* Begin Records to use *
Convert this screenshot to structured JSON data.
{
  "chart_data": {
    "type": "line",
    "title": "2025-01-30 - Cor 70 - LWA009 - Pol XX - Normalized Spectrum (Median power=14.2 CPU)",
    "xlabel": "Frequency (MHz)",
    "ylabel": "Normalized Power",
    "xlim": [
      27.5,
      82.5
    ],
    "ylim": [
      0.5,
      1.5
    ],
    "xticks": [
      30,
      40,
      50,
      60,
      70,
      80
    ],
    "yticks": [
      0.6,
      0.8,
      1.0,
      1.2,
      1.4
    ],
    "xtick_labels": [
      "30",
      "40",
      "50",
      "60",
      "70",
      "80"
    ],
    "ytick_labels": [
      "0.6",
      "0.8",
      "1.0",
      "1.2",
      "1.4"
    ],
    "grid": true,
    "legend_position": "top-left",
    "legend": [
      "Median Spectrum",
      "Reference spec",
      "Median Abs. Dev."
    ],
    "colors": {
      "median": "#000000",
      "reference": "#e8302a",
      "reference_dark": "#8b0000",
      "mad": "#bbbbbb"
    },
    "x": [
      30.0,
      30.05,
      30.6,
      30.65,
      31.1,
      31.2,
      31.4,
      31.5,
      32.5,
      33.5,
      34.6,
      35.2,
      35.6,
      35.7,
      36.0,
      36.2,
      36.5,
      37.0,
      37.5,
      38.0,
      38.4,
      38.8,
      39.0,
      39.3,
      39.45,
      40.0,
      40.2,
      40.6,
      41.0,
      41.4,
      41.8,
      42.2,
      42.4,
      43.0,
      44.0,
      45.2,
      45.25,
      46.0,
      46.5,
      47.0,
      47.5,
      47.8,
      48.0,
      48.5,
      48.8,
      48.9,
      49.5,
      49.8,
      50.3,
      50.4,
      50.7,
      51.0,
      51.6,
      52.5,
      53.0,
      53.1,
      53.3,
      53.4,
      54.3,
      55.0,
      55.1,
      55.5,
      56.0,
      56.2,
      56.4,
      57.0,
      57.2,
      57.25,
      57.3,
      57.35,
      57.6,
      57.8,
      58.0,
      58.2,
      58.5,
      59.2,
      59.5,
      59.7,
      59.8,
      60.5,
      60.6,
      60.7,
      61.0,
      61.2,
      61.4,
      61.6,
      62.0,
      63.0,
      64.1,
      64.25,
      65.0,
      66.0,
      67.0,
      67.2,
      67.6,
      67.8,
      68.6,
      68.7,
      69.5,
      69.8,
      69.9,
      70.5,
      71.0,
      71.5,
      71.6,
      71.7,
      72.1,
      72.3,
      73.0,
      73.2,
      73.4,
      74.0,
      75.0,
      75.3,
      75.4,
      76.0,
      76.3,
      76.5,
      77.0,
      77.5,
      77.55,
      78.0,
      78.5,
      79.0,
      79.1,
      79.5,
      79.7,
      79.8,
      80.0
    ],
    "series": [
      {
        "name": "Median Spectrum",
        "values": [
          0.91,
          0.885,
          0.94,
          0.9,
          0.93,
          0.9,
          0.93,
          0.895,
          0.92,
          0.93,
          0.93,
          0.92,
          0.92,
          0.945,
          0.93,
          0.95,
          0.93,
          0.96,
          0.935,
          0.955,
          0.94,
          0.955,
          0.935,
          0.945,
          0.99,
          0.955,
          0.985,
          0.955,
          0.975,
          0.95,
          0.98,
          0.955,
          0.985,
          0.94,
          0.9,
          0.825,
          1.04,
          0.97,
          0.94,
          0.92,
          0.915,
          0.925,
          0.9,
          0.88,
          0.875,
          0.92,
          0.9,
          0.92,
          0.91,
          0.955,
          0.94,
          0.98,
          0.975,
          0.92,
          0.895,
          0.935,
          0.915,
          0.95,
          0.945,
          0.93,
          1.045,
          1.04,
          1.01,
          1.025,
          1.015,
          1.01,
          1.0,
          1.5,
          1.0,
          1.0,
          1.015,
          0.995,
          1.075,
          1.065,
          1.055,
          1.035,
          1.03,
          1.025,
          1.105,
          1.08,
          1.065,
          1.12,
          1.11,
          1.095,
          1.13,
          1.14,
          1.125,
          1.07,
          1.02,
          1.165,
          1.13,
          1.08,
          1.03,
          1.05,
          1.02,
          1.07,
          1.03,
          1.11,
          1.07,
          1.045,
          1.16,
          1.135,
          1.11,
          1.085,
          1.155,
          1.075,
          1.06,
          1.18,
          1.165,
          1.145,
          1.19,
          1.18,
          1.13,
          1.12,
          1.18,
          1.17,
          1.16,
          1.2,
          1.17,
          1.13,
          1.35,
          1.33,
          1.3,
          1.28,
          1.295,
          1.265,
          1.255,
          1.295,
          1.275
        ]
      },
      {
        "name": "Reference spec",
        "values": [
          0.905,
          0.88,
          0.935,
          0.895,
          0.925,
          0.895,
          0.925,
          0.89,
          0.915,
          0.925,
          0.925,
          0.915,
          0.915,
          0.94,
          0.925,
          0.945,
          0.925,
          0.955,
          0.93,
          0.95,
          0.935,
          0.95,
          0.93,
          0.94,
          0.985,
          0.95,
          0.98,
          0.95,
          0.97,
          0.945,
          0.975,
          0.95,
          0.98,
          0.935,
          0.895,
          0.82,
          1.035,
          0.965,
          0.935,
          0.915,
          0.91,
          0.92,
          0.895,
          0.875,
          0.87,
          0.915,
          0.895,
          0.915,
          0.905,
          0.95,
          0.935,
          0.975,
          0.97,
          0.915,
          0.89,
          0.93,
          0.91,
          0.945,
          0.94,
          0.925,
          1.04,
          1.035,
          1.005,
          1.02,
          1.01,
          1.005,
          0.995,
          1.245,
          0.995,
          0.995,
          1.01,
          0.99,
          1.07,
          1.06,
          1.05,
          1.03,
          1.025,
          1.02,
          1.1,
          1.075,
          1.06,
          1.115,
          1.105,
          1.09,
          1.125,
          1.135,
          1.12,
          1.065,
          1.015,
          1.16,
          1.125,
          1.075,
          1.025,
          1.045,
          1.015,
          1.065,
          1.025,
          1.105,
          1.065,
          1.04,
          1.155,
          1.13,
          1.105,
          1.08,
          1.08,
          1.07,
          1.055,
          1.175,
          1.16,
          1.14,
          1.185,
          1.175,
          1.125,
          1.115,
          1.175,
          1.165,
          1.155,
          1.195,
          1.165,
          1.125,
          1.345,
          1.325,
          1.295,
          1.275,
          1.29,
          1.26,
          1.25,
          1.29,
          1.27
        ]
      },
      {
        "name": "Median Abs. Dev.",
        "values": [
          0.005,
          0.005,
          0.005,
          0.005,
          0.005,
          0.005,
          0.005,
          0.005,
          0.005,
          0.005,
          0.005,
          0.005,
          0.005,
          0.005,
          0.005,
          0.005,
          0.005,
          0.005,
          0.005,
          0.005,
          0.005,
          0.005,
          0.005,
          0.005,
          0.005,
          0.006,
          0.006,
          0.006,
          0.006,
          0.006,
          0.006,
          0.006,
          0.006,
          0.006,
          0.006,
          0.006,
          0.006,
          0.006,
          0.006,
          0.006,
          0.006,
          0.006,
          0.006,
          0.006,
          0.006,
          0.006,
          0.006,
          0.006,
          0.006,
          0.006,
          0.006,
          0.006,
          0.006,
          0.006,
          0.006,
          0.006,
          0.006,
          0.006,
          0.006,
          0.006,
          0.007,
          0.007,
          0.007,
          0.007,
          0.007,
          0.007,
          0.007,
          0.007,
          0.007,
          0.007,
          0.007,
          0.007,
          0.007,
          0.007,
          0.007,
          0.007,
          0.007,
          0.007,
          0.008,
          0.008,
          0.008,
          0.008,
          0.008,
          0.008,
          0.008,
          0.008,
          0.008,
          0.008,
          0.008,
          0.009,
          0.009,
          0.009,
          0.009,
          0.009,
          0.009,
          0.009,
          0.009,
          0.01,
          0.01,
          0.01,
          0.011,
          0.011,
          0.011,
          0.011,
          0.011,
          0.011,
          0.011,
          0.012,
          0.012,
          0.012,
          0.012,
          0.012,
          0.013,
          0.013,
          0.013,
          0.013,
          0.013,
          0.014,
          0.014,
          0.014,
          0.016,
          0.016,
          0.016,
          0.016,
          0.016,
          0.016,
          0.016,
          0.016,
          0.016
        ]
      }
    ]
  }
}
* End Records to use *
### Work to be completed
Pick out the lines that contain "name" and copy them.

### Task result
        "name": "Median Spectrum",
        "name": "Reference spec",
        "name": "Median Abs. Dev.",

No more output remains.